» **PROMPT**: Give every line below again, exactly.
## START SUPPLIED DATA
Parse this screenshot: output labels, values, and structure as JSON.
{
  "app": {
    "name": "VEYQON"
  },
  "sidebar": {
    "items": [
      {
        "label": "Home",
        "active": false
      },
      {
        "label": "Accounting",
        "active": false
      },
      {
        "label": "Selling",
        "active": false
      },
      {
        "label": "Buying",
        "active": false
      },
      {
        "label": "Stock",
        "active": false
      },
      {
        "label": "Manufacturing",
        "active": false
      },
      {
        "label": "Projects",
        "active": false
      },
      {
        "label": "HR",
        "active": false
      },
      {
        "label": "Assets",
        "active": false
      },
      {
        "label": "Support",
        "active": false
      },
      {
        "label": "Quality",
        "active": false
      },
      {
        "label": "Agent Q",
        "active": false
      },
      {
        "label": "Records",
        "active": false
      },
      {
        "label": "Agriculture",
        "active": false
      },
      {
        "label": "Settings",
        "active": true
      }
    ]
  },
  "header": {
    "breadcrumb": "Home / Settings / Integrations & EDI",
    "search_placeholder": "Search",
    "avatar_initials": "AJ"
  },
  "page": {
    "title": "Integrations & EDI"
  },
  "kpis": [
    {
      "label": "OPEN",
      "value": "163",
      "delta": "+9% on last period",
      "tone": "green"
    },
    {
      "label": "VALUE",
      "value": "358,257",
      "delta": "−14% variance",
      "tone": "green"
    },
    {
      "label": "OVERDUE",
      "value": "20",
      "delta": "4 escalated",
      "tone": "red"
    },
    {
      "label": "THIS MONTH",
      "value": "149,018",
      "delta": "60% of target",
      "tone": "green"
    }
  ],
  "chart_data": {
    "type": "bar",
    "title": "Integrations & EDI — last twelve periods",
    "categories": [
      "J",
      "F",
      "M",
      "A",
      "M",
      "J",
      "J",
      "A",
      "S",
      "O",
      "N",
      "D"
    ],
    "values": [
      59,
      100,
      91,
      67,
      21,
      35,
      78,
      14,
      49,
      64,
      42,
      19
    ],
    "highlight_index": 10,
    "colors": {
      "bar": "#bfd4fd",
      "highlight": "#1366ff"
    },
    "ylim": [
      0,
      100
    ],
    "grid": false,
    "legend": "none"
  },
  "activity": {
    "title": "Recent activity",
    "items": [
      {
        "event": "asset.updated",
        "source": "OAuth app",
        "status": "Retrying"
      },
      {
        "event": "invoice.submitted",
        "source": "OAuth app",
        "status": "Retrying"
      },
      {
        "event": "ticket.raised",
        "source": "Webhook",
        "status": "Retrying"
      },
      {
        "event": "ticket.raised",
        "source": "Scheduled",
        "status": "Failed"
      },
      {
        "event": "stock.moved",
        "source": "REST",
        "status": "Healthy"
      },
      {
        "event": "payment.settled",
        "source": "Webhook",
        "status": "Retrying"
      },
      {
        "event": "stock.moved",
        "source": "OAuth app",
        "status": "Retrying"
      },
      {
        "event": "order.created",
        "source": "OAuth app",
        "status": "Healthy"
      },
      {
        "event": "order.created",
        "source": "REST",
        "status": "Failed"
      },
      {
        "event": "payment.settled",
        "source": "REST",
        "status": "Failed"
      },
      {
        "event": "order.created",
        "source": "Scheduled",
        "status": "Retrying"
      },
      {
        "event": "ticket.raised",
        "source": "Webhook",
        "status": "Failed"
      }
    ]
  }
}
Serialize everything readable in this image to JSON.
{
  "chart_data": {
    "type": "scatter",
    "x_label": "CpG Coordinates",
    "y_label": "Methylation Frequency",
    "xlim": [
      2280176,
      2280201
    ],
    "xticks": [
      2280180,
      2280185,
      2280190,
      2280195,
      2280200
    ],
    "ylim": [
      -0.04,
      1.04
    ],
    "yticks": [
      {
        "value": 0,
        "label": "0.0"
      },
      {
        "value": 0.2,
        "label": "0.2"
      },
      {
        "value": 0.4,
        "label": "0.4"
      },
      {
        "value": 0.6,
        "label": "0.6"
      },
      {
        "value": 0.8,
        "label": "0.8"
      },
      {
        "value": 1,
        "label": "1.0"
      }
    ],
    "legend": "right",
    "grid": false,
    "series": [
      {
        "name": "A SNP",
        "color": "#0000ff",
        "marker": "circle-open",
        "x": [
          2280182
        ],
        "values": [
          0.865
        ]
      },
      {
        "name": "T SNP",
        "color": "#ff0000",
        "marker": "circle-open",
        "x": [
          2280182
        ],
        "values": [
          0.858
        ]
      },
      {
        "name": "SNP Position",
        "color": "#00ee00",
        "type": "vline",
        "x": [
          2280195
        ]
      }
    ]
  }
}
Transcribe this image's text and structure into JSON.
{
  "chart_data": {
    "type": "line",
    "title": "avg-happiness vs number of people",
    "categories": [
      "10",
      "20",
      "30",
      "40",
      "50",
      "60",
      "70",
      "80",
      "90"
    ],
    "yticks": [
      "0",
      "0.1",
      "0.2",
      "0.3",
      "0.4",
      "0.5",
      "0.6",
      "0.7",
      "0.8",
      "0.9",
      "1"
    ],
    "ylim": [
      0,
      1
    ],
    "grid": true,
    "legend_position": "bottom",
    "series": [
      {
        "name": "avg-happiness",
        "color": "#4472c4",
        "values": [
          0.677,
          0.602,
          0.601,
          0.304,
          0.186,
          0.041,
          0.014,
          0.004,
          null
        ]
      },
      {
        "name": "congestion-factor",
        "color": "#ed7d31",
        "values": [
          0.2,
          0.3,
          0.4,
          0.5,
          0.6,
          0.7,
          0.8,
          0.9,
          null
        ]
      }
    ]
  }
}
## END SUPPLIED DATA
» **CORRECT RESPONSE**:
Parse this screenshot: output labels, values, and structure as JSON.
{
  "app": {
    "name": "VEYQON"
  },
  "sidebar": {
    "items": [
      {
        "label": "Home",
        "active": false
      },
      {
        "label": "Accounting",
        "active": false
      },
      {
        "label": "Selling",
        "active": false
      },
      {
        "label": "Buying",
        "active": false
      },
      {
        "label": "Stock",
        "active": false
      },
      {
        "label": "Manufacturing",
        "active": false
      },
      {
        "label": "Projects",
        "active": false
      },
      {
        "label": "HR",
        "active": false
      },
      {
        "label": "Assets",
        "active": false
      },
      {
        "label": "Support",
        "active": false
      },
      {
        "label": "Quality",
        "active": false
      },
      {
        "label": "Agent Q",
        "active": false
      },
      {
        "label": "Records",
        "active": false
      },
      {
        "label": "Agriculture",
        "active": false
      },
      {
        "label": "Settings",
        "active": true
      }
    ]
  },
  "header": {
    "breadcrumb": "Home / Settings / Integrations & EDI",
    "search_placeholder": "Search",
    "avatar_initials": "AJ"
  },
  "page": {
    "title": "Integrations & EDI"
  },
  "kpis": [
    {
      "label": "OPEN",
      "value": "163",
      "delta": "+9% on last period",
      "tone": "green"
    },
    {
      "label": "VALUE",
      "value": "358,257",
      "delta": "−14% variance",
      "tone": "green"
    },
    {
      "label": "OVERDUE",
      "value": "20",
      "delta": "4 escalated",
      "tone": "red"
    },
    {
      "label": "THIS MONTH",
      "value": "149,018",
      "delta": "60% of target",
      "tone": "green"
    }
  ],
  "chart_data": {
    "type": "bar",
    "title": "Integrations & EDI — last twelve periods",
    "categories": [
      "J",
      "F",
      "M",
      "A",
      "M",
      "J",
      "J",
      "A",
      "S",
      "O",
      "N",
      "D"
    ],
    "values": [
      59,
      100,
      91,
      67,
      21,
      35,
      78,
      14,
      49,
      64,
      42,
      19
    ],
    "highlight_index": 10,
    "colors": {
      "bar": "#bfd4fd",
      "highlight": "#1366ff"
    },
    "ylim": [
      0,
      100
    ],
    "grid": false,
    "legend": "none"
  },
  "activity": {
    "title": "Recent activity",
    "items": [
      {
        "event": "asset.updated",
        "source": "OAuth app",
        "status": "Retrying"
      },
      {
        "event": "invoice.submitted",
        "source": "OAuth app",
        "status": "Retrying"
      },
      {
        "event": "ticket.raised",
        "source": "Webhook",
        "status": "Retrying"
      },
      {
        "event": "ticket.raised",
        "source": "Scheduled",
        "status": "Failed"
      },
      {
        "event": "stock.moved",
        "source": "REST",
        "status": "Healthy"
      },
      {
        "event": "payment.settled",
        "source": "Webhook",
        "status": "Retrying"
      },
      {
        "event": "stock.moved",
        "source": "OAuth app",
        "status": "Retrying"
      },
      {
        "event": "order.created",
        "source": "OAuth app",
        "status": "Healthy"
      },
      {
        "event": "order.created",
        "source": "REST",
        "status": "Failed"
      },
      {
        "event": "payment.settled",
        "source": "REST",
        "status": "Failed"
      },
      {
        "event": "order.created",
        "source": "Scheduled",
        "status": "Retrying"
      },
      {
        "event": "ticket.raised",
        "source": "Webhook",
        "status": "Failed"
      }
    ]
  }
}
Serialize everything readable in this image to JSON.
{
  "chart_data": {
    "type": "scatter",
    "x_label": "CpG Coordinates",
    "y_label": "Methylation Frequency",
    "xlim": [
      2280176,
      2280201
    ],
    "xticks": [
      2280180,
      2280185,
      2280190,
      2280195,
      2280200
    ],
    "ylim": [
      -0.04,
      1.04
    ],
    "yticks": [
      {
        "value": 0,
        "label": "0.0"
      },
      {
        "value": 0.2,
        "label": "0.2"
      },
      {
        "value": 0.4,
        "label": "0.4"
      },
      {
        "value": 0.6,
        "label": "0.6"
      },
      {
        "value": 0.8,
        "label": "0.8"
      },
      {
        "value": 1,
        "label": "1.0"
      }
    ],
    "legend": "right",
    "grid": false,
    "series": [
      {
        "name": "A SNP",
        "color": "#0000ff",
        "marker": "circle-open",
        "x": [
          2280182
        ],
        "values": [
          0.865
        ]
      },
      {
        "name": "T SNP",
        "color": "#ff0000",
        "marker": "circle-open",
        "x": [
          2280182
        ],
        "values": [
          0.858
        ]
      },
      {
        "name": "SNP Position",
        "color": "#00ee00",
        "type": "vline",
        "x": [
          2280195
        ]
      }
    ]
  }
}
Transcribe this image's text and structure into JSON.
{
  "chart_data": {
    "type": "line",
    "title": "avg-happiness vs number of people",
    "categories": [
      "10",
      "20",
      "30",
      "40",
      "50",
      "60",
      "70",
      "80",
      "90"
    ],
    "yticks": [
      "0",
      "0.1",
      "0.2",
      "0.3",
      "0.4",
      "0.5",
      "0.6",
      "0.7",
      "0.8",
      "0.9",
      "1"
    ],
    "ylim": [
      0,
      1
    ],
    "grid": true,
    "legend_position": "bottom",
    "series": [
      {
        "name": "avg-happiness",
        "color": "#4472c4",
        "values": [
          0.677,
          0.602,
          0.601,
          0.304,
          0.186,
          0.041,
          0.014,
          0.004,
          null
        ]
      },
      {
        "name": "congestion-factor",
        "color": "#ed7d31",
        "values": [
          0.2,
          0.3,
          0.4,
          0.5,
          0.6,
          0.7,
          0.8,
          0.9,
          null
        ]
      }
    ]
  }
}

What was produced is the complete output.